## SET EXERCISE A:
Could you give the passage on CGH beam design again, from the words "3.1. Design of" through the words "exp [i ψ (a, ϕ)] .", editing it so that "transmittance" becomes "transmission"?

## EXCERPT TO READ:
-- start --
3. Generation of arbitrary paraxial beams via CGH and their optical characterization

3.1. Design of CGH for beam generation

It is well-known [4] that an arbitrary scalar complex field described by

f (x, y) = a (x, y) exp [i ϕ (x, y)],

where a(x,y) and ϕ(x,y) are the amplitude and phase distribution respectively, can be encoded as a phase CGH with a transmittance function

H (x, y) = exp [i ψ (a, ϕ)] .

The encoding phase ψ(a, ϕ) can be found representing H(x,y) as a Fourier series in the domain of ϕ(x,y). For instance, in [6] it is demonstrated that f(x,y) is recovered from the first-order term of such Fourier expansion by using the following hologram phase modulation function:

ψ (a, ϕ) = g (a) sin ϕ,

if the condition J₁ [g(a)] = a, is fulfilled for every value of the normalized amplitude a(x,y) ∈ [0, 1], where J₁(ρ) is the Bessel function of first order. Inverting the latter relation the function g(a) is defined, see [6] for further details. There exists another encoding approach, reported in [5], with hologram phase modulation:

ψ (a, ϕ) = g (a) ϕ,

and inversion condition sinc[1 – g(a)] = a, where sinc(ρ) = sin (πρ)/πρ. Both types of CGHs are useful for the generation of arbitrary beams as demonstrated in [6] and [30]. We underline that other types of CGHs studied in [4, 6, 31] are limited because they require the design of an specific aperture for each signal, and therefore they are less versatile. To isolate the encoded field f(x,y) from other terms of the Fourier expansion, a carrier phase φ_c = 2π(u₀x + v₀y) is added to the modulation function: ψ(a,ϕ + φ_c) mod 2π. The further spatial filtering, that can be optically performed using a 4-f telescopic system, permits to select the corresponding term according to the value of spatial frequencies (u₀, v₀).

To estimate the quality of the experimentally generated beam, it is usual to compare its intensity distribution measured at the image plane with the theoretical one [6, 31, 32]. However, this information is not complete because the phase is not taken into account. In this work we propose a beam characterization technique to analyze both the intensity and phase distributions, which fully describe the beam propagation. For phase retrieval the iterative technique discussed in the previous section is used. The quality of a beam synthesized by CGH depends not only on the encoding method but also on the properties of the SLM and the entire optical setup used for the field generation. As we will show in the next section 3.2, the same phase retrieval technique can also be applied to detect aberrations of the optical system, which can be compensated during the hologram generation process. These adaptive CGHs increase the feasibility of the synthesized beams.
-- end --
## SET EXERCISE B:
Could you reproduce the records word for word, from their first line through the line that contains "volume-bar [259,262,261,279]"?

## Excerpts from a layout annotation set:
-- start --
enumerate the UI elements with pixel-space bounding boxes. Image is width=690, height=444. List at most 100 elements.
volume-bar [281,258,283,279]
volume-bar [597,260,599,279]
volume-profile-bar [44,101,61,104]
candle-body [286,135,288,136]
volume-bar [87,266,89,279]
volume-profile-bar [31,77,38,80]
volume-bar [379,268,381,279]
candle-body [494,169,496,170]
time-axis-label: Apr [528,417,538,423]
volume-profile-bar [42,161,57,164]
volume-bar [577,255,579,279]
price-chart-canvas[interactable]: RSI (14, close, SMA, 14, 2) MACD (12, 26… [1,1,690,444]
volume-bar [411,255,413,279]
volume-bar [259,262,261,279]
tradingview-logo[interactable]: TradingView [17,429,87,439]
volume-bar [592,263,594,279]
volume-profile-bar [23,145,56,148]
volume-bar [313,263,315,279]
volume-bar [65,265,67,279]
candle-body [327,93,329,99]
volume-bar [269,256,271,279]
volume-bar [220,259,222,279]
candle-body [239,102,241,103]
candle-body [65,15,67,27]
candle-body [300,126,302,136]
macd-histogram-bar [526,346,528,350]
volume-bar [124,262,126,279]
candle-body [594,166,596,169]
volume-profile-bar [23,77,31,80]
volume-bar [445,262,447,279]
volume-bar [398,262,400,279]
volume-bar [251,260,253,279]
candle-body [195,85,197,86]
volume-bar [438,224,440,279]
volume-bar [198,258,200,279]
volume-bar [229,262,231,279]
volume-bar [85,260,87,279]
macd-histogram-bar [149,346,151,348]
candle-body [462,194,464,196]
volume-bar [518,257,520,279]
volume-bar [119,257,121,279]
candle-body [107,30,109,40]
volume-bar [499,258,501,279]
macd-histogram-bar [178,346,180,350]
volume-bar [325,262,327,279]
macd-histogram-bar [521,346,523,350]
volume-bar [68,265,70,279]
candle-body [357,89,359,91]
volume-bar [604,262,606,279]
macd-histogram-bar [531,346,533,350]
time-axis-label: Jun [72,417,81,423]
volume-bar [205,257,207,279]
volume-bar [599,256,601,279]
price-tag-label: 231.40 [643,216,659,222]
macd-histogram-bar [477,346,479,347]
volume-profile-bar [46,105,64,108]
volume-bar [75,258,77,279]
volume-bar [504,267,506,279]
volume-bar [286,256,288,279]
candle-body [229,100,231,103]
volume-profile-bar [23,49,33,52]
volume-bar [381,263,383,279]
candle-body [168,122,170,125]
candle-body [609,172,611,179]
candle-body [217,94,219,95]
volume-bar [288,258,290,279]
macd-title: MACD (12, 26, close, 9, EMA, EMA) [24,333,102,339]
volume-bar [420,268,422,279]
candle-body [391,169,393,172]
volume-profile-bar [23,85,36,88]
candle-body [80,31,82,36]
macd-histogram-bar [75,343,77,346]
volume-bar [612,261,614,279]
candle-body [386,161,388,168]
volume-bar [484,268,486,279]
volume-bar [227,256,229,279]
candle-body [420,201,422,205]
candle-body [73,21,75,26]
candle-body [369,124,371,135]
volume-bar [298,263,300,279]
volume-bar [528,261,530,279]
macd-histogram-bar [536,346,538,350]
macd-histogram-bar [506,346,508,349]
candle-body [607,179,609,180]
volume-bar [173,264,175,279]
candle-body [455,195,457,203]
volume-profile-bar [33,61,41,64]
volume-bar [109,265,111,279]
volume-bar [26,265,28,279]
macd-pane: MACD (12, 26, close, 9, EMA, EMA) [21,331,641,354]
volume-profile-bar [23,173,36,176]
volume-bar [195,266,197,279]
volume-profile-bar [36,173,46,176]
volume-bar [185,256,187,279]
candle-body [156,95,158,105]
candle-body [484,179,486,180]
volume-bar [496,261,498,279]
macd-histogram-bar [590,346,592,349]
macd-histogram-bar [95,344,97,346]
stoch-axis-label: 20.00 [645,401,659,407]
-- end --
## TASK RESPONSE A:
3.1. Design of CGH for beam generation

It is well-known [4] that an arbitrary scalar complex field described by

f (x, y) = a (x, y) exp [i ϕ (x, y)],

where a(x,y) and ϕ(x,y) are the amplitude and phase distribution respectively, can be encoded as a phase CGH with a transmission function

H (x, y) = exp [i ψ (a, ϕ)] .

## TASK RESPONSE B:
enumerate the UI elements with pixel-space bounding boxes. Image is width=690, height=444. List at most 100 elements.
volume-bar [281,258,283,279]
volume-bar [597,260,599,279]
volume-profile-bar [44,101,61,104]
candle-body [286,135,288,136]
volume-bar [87,266,89,279]
volume-profile-bar [31,77,38,80]
volume-bar [379,268,381,279]
candle-body [494,169,496,170]
time-axis-label: Apr [528,417,538,423]
volume-profile-bar [42,161,57,164]
volume-bar [577,255,579,279]
price-chart-canvas[interactable]: RSI (14, close, SMA, 14, 2) MACD (12, 26… [1,1,690,444]
volume-bar [411,255,413,279]
volume-bar [259,262,261,279]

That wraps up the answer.